Stored items from a collection:
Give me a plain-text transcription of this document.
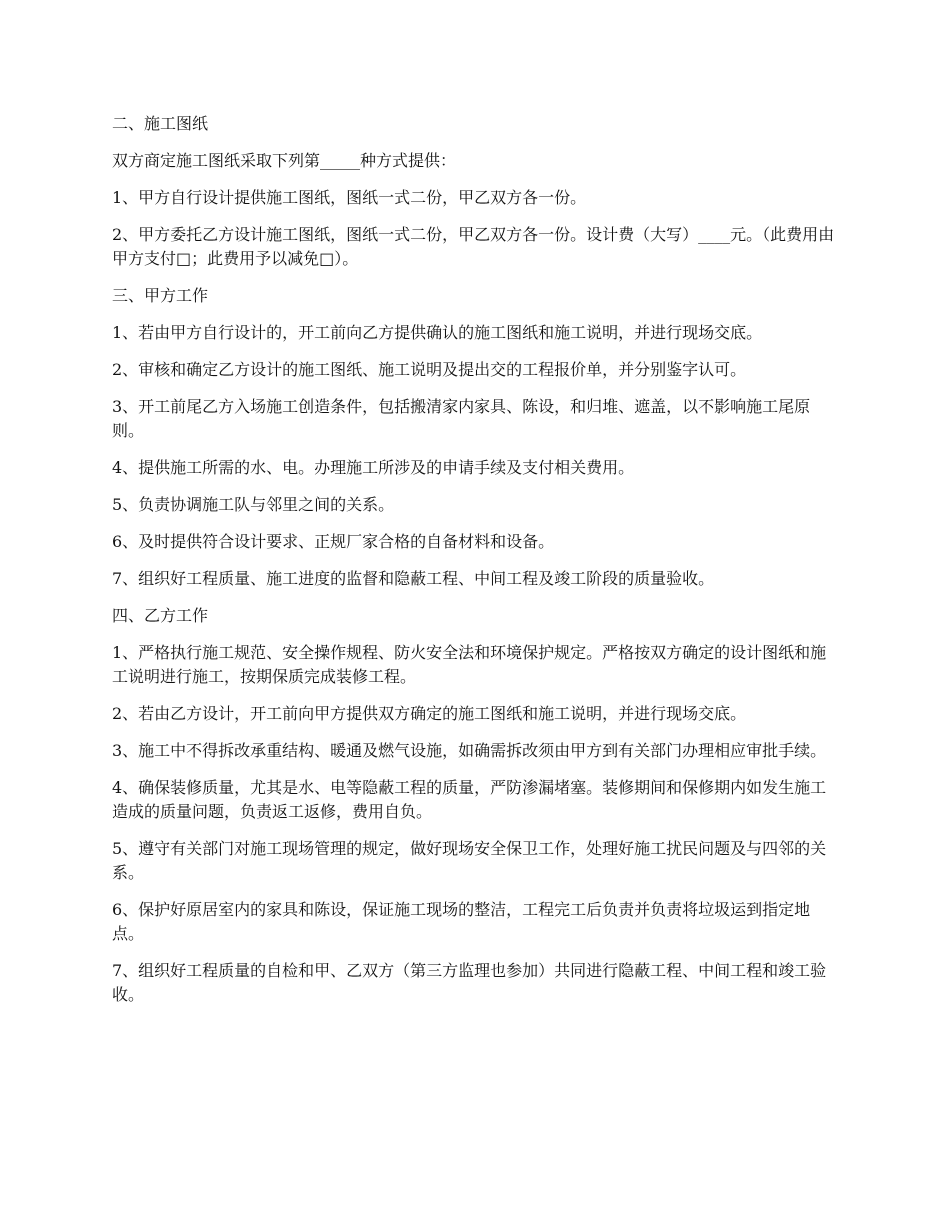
二、施工图纸

双方商定施工图纸采取下列第_____种方式提供：

1、甲方自行设计提供施工图纸，图纸一式二份，甲乙双方各一份。

2、甲方委托乙方设计施工图纸，图纸一式二份，甲乙双方各一份。设计费（大写）____元。（此费用由甲方支付□；此费用予以减免□）。

三、甲方工作

1、若由甲方自行设计的，开工前向乙方提供确认的施工图纸和施工说明，并进行现场交底。

2、审核和确定乙方设计的施工图纸、施工说明及提出交的工程报价单，并分别鉴字认可。

3、开工前尾乙方入场施工创造条件，包括搬清家内家具、陈设，和归堆、遮盖，以不影响施工尾原则。

4、提供施工所需的水、电。办理施工所涉及的申请手续及支付相关费用。

5、负责协调施工队与邻里之间的关系。

6、及时提供符合设计要求、正规厂家合格的自备材料和设备。

7、组织好工程质量、施工进度的监督和隐蔽工程、中间工程及竣工阶段的质量验收。

四、乙方工作

1、严格执行施工规范、安全操作规程、防火安全法和环境保护规定。严格按双方确定的设计图纸和施工说明进行施工，按期保质完成装修工程。

2、若由乙方设计，开工前向甲方提供双方确定的施工图纸和施工说明，并进行现场交底。

3、施工中不得拆改承重结构、暖通及燃气设施，如确需拆改须由甲方到有关部门办理相应审批手续。

4、确保装修质量，尤其是水、电等隐蔽工程的质量，严防渗漏堵塞。装修期间和保修期内如发生施工造成的质量问题，负责返工返修，费用自负。

5、遵守有关部门对施工现场管理的规定，做好现场安全保卫工作，处理好施工扰民问题及与四邻的关系。

6、保护好原居室内的家具和陈设，保证施工现场的整洁，工程完工后负责并负责将垃圾运到指定地点。

7、组织好工程质量的自检和甲、乙双方（第三方监理也参加）共同进行隐蔽工程、中间工程和竣工验收。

INSTRUCTION: Write out each line of the data exactly; the images should be left out.

TASK OUTPUT:
Give me a plain-text transcription of this document.
二、施工图纸

双方商定施工图纸采取下列第_____种方式提供：

1、甲方自行设计提供施工图纸，图纸一式二份，甲乙双方各一份。

2、甲方委托乙方设计施工图纸，图纸一式二份，甲乙双方各一份。设计费（大写）____元。（此费用由甲方支付□；此费用予以减免□）。

三、甲方工作

1、若由甲方自行设计的，开工前向乙方提供确认的施工图纸和施工说明，并进行现场交底。

2、审核和确定乙方设计的施工图纸、施工说明及提出交的工程报价单，并分别鉴字认可。

3、开工前尾乙方入场施工创造条件，包括搬清家内家具、陈设，和归堆、遮盖，以不影响施工尾原则。

4、提供施工所需的水、电。办理施工所涉及的申请手续及支付相关费用。

5、负责协调施工队与邻里之间的关系。

6、及时提供符合设计要求、正规厂家合格的自备材料和设备。

7、组织好工程质量、施工进度的监督和隐蔽工程、中间工程及竣工阶段的质量验收。

四、乙方工作

1、严格执行施工规范、安全操作规程、防火安全法和环境保护规定。严格按双方确定的设计图纸和施工说明进行施工，按期保质完成装修工程。

2、若由乙方设计，开工前向甲方提供双方确定的施工图纸和施工说明，并进行现场交底。

3、施工中不得拆改承重结构、暖通及燃气设施，如确需拆改须由甲方到有关部门办理相应审批手续。

4、确保装修质量，尤其是水、电等隐蔽工程的质量，严防渗漏堵塞。装修期间和保修期内如发生施工造成的质量问题，负责返工返修，费用自负。

5、遵守有关部门对施工现场管理的规定，做好现场安全保卫工作，处理好施工扰民问题及与四邻的关系。

6、保护好原居室内的家具和陈设，保证施工现场的整洁，工程完工后负责并负责将垃圾运到指定地点。

7、组织好工程质量的自检和甲、乙双方（第三方监理也参加）共同进行隐蔽工程、中间工程和竣工验收。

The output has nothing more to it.